*YOUR INSTRUCTIONS:* Copy out each line below that has the word "Facilities" in it.

*DATASET ENTRIES:*
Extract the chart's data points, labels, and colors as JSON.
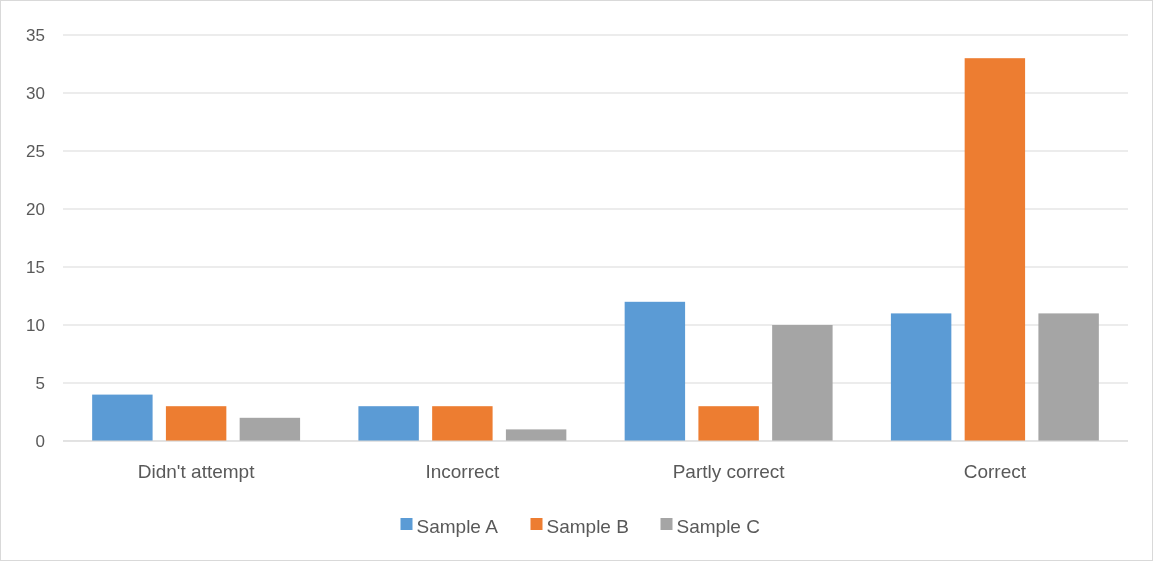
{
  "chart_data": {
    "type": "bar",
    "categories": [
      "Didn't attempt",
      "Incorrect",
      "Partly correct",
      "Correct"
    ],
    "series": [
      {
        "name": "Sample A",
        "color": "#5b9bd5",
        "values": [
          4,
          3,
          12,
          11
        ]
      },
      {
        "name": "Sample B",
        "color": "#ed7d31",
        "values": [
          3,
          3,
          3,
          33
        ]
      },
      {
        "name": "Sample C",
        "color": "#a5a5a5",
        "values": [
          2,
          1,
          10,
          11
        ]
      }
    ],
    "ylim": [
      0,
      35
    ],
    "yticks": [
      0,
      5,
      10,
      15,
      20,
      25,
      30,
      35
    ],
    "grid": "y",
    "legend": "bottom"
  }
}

...

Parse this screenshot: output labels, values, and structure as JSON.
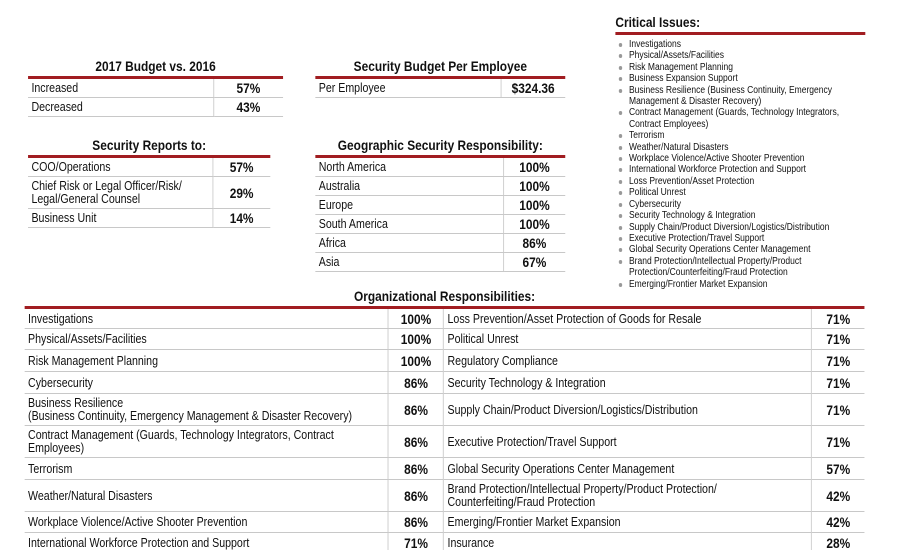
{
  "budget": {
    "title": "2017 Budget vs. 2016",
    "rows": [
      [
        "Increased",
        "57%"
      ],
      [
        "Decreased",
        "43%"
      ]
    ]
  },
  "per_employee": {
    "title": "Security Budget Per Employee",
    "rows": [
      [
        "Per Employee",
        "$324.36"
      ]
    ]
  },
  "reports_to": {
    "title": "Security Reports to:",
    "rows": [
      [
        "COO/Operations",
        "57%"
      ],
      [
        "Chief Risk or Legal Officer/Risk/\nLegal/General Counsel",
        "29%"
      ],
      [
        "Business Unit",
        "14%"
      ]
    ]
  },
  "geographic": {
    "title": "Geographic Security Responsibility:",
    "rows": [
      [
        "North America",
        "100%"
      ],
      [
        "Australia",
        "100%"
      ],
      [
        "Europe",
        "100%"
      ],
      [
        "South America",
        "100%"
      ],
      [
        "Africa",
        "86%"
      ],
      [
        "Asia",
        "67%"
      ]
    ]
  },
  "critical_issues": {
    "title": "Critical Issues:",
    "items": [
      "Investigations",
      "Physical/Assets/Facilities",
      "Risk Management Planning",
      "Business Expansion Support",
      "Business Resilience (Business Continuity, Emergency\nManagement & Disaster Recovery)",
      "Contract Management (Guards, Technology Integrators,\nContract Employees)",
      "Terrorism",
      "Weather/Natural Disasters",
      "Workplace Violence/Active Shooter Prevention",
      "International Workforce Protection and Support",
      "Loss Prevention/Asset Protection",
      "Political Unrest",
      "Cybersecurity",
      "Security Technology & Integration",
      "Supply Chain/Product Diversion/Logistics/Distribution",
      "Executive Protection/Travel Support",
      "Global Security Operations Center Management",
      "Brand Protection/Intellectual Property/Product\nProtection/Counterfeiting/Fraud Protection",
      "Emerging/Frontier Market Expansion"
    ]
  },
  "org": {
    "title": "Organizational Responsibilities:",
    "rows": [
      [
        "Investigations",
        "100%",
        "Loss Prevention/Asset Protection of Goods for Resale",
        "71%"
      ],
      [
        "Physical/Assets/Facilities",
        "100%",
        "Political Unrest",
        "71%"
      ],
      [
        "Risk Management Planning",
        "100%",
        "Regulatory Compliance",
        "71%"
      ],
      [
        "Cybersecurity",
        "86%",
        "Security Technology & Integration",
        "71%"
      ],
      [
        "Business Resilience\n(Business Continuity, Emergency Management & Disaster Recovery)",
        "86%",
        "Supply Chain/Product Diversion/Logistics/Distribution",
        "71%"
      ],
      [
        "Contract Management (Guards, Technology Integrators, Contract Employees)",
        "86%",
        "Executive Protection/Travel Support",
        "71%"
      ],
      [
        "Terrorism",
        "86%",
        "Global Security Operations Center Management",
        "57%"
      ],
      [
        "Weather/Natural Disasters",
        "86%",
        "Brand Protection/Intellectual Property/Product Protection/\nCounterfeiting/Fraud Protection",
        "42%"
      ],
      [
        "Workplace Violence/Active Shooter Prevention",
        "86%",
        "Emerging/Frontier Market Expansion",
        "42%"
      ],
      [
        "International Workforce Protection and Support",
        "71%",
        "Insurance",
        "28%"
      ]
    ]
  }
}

...

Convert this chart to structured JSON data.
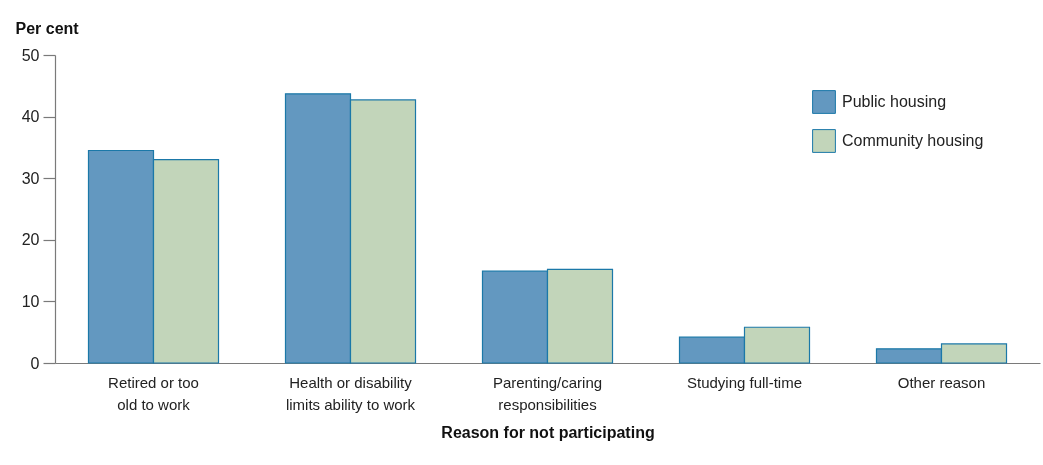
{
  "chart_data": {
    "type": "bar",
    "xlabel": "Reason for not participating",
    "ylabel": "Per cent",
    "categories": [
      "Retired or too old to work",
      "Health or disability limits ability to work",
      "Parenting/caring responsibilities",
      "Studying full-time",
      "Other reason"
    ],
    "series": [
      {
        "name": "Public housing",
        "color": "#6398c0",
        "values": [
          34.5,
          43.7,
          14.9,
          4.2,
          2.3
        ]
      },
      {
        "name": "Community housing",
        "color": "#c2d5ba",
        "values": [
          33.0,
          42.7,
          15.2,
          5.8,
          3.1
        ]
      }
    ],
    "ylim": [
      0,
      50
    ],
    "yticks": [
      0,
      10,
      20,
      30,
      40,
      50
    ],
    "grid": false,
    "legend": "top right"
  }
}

*SOLUTION FOR THIS TASK:*
      "Physical/Assets/Facilities",
        "Physical/Assets/Facilities",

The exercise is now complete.